EXERCISE — Write out each line from the data below that includes the word "WIRES".

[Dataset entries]
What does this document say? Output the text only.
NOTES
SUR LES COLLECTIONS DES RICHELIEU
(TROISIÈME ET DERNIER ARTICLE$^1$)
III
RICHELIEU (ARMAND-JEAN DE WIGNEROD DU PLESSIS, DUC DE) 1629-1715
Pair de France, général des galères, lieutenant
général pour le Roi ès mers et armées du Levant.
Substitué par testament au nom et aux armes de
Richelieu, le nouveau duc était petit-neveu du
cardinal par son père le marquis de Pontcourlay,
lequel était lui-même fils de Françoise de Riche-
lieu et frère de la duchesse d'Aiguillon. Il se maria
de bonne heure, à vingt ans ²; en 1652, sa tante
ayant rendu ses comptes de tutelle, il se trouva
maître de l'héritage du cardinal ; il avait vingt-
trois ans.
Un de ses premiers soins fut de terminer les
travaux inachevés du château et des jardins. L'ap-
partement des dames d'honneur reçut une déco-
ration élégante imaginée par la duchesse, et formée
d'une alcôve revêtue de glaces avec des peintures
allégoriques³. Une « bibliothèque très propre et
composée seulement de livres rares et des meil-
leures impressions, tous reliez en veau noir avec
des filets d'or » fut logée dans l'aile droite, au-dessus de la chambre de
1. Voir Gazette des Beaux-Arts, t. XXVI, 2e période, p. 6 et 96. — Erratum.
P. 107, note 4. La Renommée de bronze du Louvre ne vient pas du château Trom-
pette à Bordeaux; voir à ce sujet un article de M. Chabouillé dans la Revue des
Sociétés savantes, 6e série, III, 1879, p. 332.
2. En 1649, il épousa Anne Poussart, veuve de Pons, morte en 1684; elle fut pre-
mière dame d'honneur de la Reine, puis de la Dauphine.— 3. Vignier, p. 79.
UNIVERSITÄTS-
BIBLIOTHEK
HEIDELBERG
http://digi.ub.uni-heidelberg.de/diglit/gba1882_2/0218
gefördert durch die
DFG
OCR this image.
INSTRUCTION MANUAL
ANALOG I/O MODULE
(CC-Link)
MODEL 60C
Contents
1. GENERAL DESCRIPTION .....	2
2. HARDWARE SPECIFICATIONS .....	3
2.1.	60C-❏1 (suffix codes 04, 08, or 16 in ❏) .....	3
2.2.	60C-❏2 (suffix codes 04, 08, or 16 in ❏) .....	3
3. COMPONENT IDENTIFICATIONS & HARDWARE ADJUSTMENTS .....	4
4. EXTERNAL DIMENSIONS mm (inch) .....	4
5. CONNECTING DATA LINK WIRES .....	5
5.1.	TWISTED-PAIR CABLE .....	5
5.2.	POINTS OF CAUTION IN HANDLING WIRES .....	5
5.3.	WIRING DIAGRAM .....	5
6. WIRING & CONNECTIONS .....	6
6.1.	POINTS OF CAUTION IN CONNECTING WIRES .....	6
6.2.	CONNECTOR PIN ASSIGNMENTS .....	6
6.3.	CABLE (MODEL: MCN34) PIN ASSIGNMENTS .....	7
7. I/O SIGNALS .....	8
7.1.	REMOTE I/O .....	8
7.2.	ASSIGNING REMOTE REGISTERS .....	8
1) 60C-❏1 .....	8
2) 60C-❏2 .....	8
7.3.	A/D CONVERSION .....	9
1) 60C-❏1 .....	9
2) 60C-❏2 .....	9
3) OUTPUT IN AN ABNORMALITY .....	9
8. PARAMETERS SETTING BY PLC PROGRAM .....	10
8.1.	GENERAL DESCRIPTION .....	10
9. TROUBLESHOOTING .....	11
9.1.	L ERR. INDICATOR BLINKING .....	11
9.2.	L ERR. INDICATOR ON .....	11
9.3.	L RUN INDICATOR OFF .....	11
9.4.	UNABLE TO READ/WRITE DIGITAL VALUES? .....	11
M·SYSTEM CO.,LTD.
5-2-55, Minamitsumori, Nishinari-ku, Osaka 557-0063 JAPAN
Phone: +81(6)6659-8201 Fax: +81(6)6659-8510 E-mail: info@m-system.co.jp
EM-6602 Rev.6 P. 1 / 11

RESPONSE —
5. CONNECTING DATA LINK WIRES .....	5
5.2.	POINTS OF CAUTION IN HANDLING WIRES .....	5
6.1.	POINTS OF CAUTION IN CONNECTING WIRES .....	6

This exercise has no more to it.